Reproduce every line in the listing that contains the word "interest".

——————

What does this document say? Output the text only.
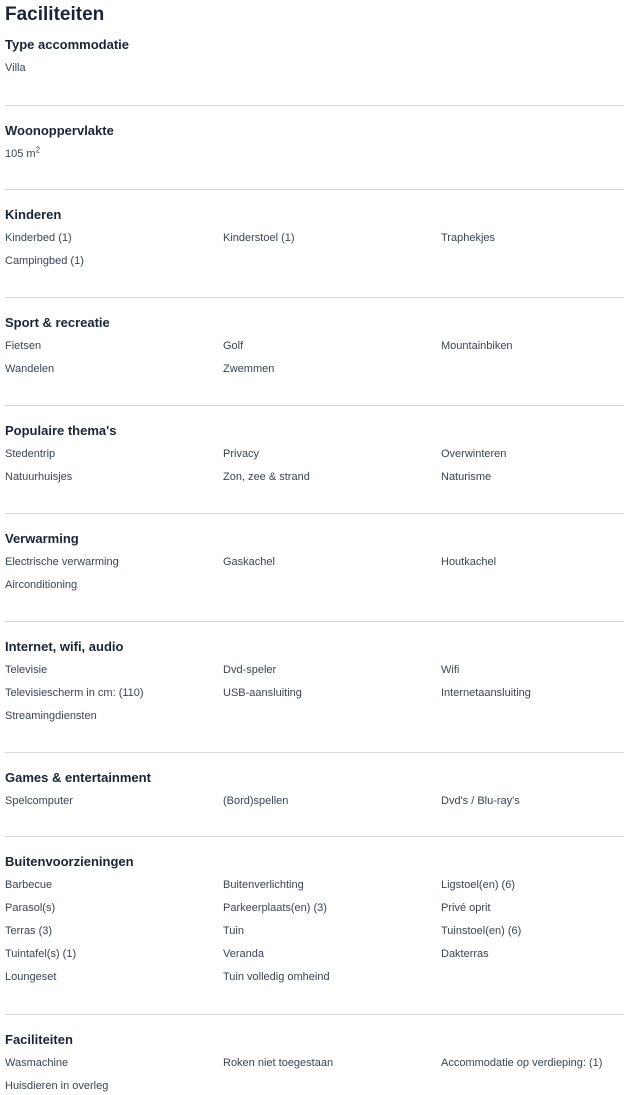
Faciliteiten
Type accommodatie
Villa
Woonoppervlakte
105 $m^2$
Kinderen
Kinderbed (1)	Kinderstoel (1)	Traphekjes
Campingbed (1)
Sport & recreatie
Fietsen	Golf	Mountainbiken
Wandelen	Zwemmen
Populaire thema's
Stedentrip	Privacy	Overwinteren
Natuurhuisjes	Zon, zee & strand	Naturisme
Verwarming
Electrische verwarming	Gaskachel	Houtkachel
Airconditioning
Internet, wifi, audio
Televisie	Dvd-speler	Wifi
Televisiescherm in cm: (110)	USB-aansluiting	Internetaansluiting
Streamingdiensten
Games & entertainment
Spelcomputer	(Bord)spellen	Dvd's / Blu-ray's
Buitenvoorzieningen
Barbecue	Buitenverlichting	Ligstoel(en) (6)
Parasol(s)	Parkeerplaats(en) (3)	Privé oprit
Terras (3)	Tuin	Tuinstoel(en) (6)
Tuintafel(s) (1)	Veranda	Dakterras
Loungeset	Tuin volledig omheind
Faciliteiten
Wasmachine	Roken niet toegestaan	Accommodatie op verdieping: (1)
Huisdieren in overleg
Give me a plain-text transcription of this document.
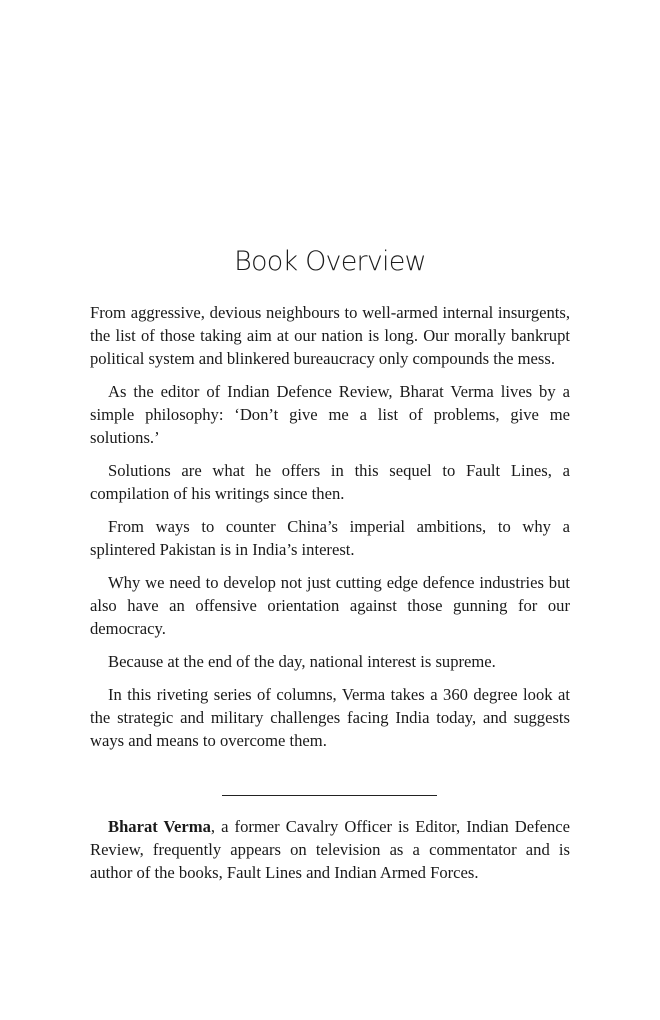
Book Overview

From aggressive, devious neighbours to well-armed internal insurgents, the list of those taking aim at our nation is long. Our morally bankrupt political system and blinkered bureaucracy only compounds the mess.

As the editor of Indian Defence Review, Bharat Verma lives by a simple philosophy: ‘Don’t give me a list of problems, give me solutions.’

Solutions are what he offers in this sequel to Fault Lines, a compilation of his writings since then.

From ways to counter China’s imperial ambitions, to why a splintered Pakistan is in India’s interest.

Why we need to develop not just cutting edge defence industries but also have an offensive orientation against those gunning for our democracy.

Because at the end of the day, national interest is supreme.

In this riveting series of columns, Verma takes a 360 degree look at the strategic and military challenges facing India today, and suggests ways and means to overcome them.

Bharat Verma, a former Cavalry Officer is Editor, Indian Defence Review, frequently appears on television as a commentator and is author of the books, Fault Lines and Indian Armed Forces.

——————

#### [WORKED SOLUTION]
From ways to counter China’s imperial ambitions, to why a splintered Pakistan is in India’s interest.
Because at the end of the day, national interest is supreme.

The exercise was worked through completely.